======== WORKING DATA ========
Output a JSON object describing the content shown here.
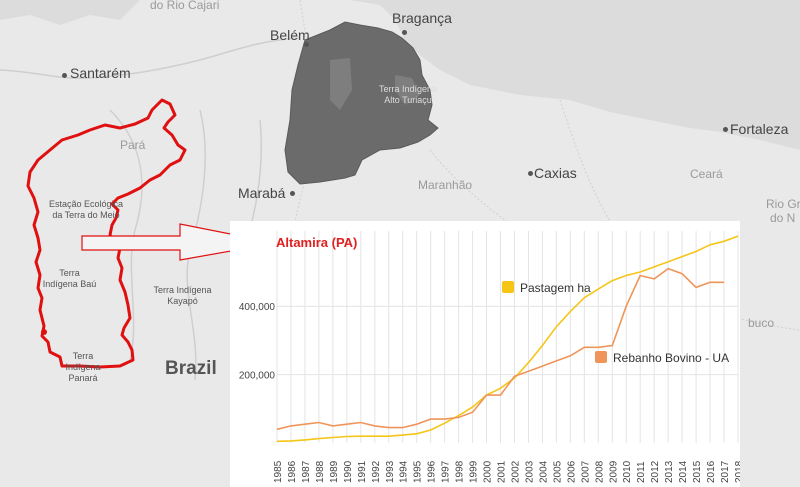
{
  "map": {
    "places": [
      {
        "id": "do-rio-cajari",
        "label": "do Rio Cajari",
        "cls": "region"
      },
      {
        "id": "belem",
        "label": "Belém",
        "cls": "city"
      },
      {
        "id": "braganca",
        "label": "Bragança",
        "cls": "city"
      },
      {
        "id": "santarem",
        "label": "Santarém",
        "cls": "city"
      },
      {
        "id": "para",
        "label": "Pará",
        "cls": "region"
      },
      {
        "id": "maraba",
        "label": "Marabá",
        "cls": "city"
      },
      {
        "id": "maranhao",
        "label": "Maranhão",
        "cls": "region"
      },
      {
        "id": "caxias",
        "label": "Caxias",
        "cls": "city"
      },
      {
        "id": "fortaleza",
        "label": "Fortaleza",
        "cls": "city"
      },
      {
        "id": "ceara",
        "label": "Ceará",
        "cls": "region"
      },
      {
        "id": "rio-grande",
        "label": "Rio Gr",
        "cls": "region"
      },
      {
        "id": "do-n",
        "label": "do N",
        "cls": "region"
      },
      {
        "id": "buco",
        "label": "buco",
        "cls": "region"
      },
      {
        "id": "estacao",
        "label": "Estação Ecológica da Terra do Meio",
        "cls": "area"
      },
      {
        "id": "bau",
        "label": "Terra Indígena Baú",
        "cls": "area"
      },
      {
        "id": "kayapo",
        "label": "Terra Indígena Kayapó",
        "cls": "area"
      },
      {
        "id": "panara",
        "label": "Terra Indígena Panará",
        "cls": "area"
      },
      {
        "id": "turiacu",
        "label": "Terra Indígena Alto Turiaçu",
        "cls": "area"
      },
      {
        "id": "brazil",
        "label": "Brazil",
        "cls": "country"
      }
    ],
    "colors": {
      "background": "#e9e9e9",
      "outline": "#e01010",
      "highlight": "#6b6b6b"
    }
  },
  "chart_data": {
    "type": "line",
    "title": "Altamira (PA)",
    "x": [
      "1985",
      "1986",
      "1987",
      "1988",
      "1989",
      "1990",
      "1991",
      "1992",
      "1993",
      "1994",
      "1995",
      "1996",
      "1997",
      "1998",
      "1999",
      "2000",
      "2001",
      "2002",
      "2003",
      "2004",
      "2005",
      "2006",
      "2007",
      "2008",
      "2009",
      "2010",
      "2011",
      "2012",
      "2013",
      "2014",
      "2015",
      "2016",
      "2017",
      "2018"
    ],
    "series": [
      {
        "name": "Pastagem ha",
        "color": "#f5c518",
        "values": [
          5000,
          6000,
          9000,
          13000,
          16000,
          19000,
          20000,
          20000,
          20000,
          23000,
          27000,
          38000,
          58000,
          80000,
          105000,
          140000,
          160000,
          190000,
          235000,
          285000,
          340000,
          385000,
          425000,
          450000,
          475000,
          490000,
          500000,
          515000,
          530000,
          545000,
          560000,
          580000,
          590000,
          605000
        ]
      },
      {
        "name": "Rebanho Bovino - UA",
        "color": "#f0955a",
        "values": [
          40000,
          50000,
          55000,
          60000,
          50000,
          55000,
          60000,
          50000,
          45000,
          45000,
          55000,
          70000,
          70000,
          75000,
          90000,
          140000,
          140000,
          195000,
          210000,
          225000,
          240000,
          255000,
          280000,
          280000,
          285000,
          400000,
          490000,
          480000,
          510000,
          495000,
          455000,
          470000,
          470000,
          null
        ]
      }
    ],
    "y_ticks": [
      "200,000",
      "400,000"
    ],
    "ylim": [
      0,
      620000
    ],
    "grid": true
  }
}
========
_TASK OBJECTIVE_.
Quote the data above in full and without alteration; skip the pictures.

_EXPECTED OUTPUT_.
Output a JSON object describing the content shown here.
{
  "map": {
    "places": [
      {
        "id": "do-rio-cajari",
        "label": "do Rio Cajari",
        "cls": "region"
      },
      {
        "id": "belem",
        "label": "Belém",
        "cls": "city"
      },
      {
        "id": "braganca",
        "label": "Bragança",
        "cls": "city"
      },
      {
        "id": "santarem",
        "label": "Santarém",
        "cls": "city"
      },
      {
        "id": "para",
        "label": "Pará",
        "cls": "region"
      },
      {
        "id": "maraba",
        "label": "Marabá",
        "cls": "city"
      },
      {
        "id": "maranhao",
        "label": "Maranhão",
        "cls": "region"
      },
      {
        "id": "caxias",
        "label": "Caxias",
        "cls": "city"
      },
      {
        "id": "fortaleza",
        "label": "Fortaleza",
        "cls": "city"
      },
      {
        "id": "ceara",
        "label": "Ceará",
        "cls": "region"
      },
      {
        "id": "rio-grande",
        "label": "Rio Gr",
        "cls": "region"
      },
      {
        "id": "do-n",
        "label": "do N",
        "cls": "region"
      },
      {
        "id": "buco",
        "label": "buco",
        "cls": "region"
      },
      {
        "id": "estacao",
        "label": "Estação Ecológica da Terra do Meio",
        "cls": "area"
      },
      {
        "id": "bau",
        "label": "Terra Indígena Baú",
        "cls": "area"
      },
      {
        "id": "kayapo",
        "label": "Terra Indígena Kayapó",
        "cls": "area"
      },
      {
        "id": "panara",
        "label": "Terra Indígena Panará",
        "cls": "area"
      },
      {
        "id": "turiacu",
        "label": "Terra Indígena Alto Turiaçu",
        "cls": "area"
      },
      {
        "id": "brazil",
        "label": "Brazil",
        "cls": "country"
      }
    ],
    "colors": {
      "background": "#e9e9e9",
      "outline": "#e01010",
      "highlight": "#6b6b6b"
    }
  },
  "chart_data": {
    "type": "line",
    "title": "Altamira (PA)",
    "x": [
      "1985",
      "1986",
      "1987",
      "1988",
      "1989",
      "1990",
      "1991",
      "1992",
      "1993",
      "1994",
      "1995",
      "1996",
      "1997",
      "1998",
      "1999",
      "2000",
      "2001",
      "2002",
      "2003",
      "2004",
      "2005",
      "2006",
      "2007",
      "2008",
      "2009",
      "2010",
      "2011",
      "2012",
      "2013",
      "2014",
      "2015",
      "2016",
      "2017",
      "2018"
    ],
    "series": [
      {
        "name": "Pastagem ha",
        "color": "#f5c518",
        "values": [
          5000,
          6000,
          9000,
          13000,
          16000,
          19000,
          20000,
          20000,
          20000,
          23000,
          27000,
          38000,
          58000,
          80000,
          105000,
          140000,
          160000,
          190000,
          235000,
          285000,
          340000,
          385000,
          425000,
          450000,
          475000,
          490000,
          500000,
          515000,
          530000,
          545000,
          560000,
          580000,
          590000,
          605000
        ]
      },
      {
        "name": "Rebanho Bovino - UA",
        "color": "#f0955a",
        "values": [
          40000,
          50000,
          55000,
          60000,
          50000,
          55000,
          60000,
          50000,
          45000,
          45000,
          55000,
          70000,
          70000,
          75000,
          90000,
          140000,
          140000,
          195000,
          210000,
          225000,
          240000,
          255000,
          280000,
          280000,
          285000,
          400000,
          490000,
          480000,
          510000,
          495000,
          455000,
          470000,
          470000,
          null
        ]
      }
    ],
    "y_ticks": [
      "200,000",
      "400,000"
    ],
    "ylim": [
      0,
      620000
    ],
    "grid": true
  }
}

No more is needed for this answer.